**What the exercise asks:**
Only the lines holding the string "Paolo" are needed. Copy each one.

Stored records
___

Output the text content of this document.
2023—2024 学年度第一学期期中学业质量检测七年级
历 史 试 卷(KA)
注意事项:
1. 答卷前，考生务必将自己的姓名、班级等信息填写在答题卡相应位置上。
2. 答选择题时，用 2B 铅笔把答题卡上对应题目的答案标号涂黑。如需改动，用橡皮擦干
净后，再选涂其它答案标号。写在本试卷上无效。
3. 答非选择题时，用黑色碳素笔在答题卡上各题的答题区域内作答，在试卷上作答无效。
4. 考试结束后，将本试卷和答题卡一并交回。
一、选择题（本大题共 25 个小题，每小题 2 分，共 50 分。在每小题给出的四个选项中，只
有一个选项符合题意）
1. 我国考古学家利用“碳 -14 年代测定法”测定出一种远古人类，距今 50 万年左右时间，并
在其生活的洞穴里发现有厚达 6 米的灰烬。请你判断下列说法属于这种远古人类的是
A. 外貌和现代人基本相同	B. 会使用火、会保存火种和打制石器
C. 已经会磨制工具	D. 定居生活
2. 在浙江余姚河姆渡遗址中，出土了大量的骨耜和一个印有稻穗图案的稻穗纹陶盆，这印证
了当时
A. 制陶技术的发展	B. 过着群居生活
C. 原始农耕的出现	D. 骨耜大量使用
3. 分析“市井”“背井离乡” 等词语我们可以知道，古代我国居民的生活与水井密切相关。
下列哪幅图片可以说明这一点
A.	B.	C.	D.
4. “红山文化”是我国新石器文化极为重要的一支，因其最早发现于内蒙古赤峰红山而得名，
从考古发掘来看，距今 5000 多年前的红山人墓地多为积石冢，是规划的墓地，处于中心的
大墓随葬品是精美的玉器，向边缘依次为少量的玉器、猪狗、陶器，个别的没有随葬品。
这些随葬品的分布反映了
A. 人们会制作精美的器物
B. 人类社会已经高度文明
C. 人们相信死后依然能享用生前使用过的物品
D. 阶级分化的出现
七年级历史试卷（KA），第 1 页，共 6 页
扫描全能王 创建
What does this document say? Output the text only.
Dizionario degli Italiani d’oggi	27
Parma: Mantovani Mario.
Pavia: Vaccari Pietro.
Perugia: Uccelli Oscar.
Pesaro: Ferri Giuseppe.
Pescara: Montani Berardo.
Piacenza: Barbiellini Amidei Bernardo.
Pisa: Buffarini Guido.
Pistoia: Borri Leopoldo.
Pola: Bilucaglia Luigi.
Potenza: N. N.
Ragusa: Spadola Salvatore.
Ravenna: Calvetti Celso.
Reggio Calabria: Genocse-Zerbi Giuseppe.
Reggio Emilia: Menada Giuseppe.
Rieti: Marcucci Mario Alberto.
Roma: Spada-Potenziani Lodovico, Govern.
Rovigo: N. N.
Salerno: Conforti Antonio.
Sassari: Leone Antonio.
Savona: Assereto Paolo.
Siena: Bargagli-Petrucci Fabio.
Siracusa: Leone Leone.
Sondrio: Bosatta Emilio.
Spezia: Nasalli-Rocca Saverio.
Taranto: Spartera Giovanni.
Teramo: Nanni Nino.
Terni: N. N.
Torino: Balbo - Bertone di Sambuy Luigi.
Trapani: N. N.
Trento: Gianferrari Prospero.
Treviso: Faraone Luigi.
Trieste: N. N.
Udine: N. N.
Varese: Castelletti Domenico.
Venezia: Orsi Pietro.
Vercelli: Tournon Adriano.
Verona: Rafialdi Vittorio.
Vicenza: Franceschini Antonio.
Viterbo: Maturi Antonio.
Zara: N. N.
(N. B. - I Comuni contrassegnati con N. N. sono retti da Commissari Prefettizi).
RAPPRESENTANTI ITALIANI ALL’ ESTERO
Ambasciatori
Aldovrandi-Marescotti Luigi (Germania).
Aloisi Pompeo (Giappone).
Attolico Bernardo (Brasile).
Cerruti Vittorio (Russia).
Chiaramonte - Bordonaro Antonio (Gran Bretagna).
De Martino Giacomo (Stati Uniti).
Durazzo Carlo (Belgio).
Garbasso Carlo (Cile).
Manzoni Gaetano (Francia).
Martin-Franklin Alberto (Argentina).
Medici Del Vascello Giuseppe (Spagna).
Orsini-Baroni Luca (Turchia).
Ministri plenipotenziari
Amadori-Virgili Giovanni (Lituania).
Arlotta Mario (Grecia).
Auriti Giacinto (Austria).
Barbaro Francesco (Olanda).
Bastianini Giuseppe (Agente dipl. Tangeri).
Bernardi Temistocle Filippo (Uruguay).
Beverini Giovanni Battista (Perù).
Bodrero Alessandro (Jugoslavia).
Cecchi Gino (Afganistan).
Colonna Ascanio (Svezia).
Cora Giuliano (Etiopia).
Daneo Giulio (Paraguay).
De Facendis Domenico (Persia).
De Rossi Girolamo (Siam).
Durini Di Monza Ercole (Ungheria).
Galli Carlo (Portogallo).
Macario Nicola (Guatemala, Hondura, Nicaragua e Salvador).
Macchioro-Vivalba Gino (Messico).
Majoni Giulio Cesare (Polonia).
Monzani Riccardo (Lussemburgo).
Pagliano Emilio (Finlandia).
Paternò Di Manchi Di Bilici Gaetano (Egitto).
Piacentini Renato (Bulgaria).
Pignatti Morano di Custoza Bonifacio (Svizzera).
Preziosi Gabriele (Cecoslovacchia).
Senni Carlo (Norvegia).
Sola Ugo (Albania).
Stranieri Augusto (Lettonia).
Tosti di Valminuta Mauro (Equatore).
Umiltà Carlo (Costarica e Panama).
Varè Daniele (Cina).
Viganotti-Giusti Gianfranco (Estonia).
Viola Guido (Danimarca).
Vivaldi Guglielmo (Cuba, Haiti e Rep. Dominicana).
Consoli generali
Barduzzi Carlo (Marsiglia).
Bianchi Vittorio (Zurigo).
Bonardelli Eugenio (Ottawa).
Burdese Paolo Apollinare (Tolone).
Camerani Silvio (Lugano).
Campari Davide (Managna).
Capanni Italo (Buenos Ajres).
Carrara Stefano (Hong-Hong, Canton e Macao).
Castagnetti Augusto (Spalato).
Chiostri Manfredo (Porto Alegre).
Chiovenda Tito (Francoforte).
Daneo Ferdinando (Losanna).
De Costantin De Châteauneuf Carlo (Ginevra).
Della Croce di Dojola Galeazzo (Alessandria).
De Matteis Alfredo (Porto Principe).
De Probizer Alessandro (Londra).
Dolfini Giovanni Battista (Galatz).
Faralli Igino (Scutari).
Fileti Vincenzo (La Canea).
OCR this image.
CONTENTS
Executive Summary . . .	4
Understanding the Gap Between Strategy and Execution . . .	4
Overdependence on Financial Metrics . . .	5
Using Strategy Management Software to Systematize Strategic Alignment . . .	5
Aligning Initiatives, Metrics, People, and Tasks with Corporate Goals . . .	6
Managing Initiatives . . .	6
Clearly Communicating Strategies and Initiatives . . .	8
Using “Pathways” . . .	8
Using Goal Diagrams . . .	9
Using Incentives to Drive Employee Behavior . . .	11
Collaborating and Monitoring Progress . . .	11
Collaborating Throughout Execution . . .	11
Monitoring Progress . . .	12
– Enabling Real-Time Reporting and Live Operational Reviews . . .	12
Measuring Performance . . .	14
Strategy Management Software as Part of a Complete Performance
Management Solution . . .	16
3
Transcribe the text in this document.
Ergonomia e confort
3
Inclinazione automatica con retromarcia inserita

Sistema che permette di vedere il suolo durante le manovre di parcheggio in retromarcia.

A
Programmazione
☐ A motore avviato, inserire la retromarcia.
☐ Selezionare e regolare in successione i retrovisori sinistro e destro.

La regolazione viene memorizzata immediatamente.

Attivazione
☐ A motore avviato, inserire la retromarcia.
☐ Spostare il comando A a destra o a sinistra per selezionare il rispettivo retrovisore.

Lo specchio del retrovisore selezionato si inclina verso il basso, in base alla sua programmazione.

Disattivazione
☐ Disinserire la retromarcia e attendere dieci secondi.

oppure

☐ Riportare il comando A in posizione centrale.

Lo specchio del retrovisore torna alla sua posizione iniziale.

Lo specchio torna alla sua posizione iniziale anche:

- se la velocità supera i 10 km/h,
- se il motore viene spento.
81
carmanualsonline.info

___

**Result of the exercise:**
Savona: Assereto Paolo.
Burdese Paolo Apollinare (Tolone).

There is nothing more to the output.